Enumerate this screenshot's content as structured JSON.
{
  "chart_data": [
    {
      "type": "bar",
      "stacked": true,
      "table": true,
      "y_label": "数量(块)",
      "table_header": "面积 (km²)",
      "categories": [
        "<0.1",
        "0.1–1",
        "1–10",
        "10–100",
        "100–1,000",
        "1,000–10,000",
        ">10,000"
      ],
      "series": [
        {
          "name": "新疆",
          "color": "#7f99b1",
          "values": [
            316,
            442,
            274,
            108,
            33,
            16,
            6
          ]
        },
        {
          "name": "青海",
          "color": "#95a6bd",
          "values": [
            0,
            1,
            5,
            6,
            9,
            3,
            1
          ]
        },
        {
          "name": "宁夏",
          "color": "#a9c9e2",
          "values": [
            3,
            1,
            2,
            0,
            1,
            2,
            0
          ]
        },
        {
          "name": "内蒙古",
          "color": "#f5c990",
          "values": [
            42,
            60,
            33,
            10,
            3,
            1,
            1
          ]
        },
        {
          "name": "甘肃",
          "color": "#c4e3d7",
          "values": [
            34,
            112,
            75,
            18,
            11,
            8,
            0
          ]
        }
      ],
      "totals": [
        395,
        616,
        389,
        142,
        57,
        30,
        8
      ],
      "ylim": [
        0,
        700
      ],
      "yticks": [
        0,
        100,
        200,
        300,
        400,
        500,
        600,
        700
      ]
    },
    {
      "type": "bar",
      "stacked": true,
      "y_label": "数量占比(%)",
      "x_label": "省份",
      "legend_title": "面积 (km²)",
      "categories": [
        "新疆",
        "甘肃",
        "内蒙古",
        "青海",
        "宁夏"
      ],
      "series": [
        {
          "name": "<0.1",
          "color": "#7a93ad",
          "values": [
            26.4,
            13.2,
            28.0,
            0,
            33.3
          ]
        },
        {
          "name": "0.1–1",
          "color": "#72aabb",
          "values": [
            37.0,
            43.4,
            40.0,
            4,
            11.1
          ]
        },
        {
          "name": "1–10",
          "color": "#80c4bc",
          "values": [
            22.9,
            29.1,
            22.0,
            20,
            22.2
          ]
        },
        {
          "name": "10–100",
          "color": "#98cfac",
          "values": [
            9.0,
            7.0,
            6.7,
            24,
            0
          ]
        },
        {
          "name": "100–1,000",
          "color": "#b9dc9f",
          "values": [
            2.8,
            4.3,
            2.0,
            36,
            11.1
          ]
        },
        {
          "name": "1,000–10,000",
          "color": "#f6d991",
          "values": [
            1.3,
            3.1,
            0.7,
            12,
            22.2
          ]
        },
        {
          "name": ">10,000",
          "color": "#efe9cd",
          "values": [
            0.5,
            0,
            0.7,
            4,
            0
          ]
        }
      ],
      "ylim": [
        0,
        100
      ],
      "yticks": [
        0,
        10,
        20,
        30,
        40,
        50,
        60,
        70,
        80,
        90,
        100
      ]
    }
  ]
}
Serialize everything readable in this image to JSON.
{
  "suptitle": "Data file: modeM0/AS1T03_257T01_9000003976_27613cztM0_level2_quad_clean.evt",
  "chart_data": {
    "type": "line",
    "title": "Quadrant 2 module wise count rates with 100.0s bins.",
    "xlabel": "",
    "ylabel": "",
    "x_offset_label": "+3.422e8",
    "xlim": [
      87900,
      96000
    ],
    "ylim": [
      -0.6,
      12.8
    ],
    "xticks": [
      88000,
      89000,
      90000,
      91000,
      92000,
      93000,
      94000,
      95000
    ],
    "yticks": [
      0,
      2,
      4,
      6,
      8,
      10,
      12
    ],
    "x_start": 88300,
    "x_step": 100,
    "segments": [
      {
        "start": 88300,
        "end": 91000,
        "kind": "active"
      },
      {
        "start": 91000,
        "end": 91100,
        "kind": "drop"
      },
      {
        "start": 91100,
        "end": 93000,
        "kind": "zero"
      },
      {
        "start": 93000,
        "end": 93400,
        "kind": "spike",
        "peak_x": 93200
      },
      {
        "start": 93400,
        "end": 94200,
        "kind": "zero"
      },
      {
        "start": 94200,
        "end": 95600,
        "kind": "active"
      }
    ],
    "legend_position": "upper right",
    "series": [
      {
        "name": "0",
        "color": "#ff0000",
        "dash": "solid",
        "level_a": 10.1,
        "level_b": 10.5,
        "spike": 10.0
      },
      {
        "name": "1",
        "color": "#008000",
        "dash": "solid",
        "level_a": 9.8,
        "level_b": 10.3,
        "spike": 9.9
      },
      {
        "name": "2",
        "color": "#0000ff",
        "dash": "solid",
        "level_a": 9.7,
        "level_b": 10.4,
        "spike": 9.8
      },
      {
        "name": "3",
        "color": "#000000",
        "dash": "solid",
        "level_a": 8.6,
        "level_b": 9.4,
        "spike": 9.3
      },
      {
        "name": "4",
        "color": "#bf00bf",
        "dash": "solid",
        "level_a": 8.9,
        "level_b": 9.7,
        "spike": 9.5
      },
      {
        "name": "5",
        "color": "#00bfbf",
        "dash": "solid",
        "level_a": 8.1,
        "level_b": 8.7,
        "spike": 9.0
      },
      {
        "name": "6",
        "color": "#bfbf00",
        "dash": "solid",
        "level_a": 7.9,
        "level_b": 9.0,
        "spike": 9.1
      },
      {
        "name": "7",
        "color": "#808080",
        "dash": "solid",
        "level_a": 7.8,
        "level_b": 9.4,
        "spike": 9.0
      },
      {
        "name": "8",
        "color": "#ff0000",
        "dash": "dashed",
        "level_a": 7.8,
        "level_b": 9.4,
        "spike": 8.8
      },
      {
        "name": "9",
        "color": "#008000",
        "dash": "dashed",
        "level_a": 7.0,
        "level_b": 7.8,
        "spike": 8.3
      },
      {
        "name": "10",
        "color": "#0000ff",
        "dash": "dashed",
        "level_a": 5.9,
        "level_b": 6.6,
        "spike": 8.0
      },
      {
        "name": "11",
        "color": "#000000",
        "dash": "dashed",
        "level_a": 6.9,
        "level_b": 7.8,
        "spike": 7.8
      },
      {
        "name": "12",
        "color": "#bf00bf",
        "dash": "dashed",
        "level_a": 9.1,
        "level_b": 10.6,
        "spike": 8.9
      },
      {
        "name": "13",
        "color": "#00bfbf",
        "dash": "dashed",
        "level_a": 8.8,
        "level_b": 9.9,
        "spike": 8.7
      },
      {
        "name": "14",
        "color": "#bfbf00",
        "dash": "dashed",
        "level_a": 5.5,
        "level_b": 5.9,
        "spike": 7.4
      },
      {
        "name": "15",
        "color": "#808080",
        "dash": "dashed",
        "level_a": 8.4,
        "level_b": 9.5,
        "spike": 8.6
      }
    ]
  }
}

□ □ □ □ □

**What to work on:**
Pick out every line above that holds the word "JSON" and copy it.

**Finished task:**
Enumerate this screenshot's content as structured JSON.
Serialize everything readable in this image to JSON.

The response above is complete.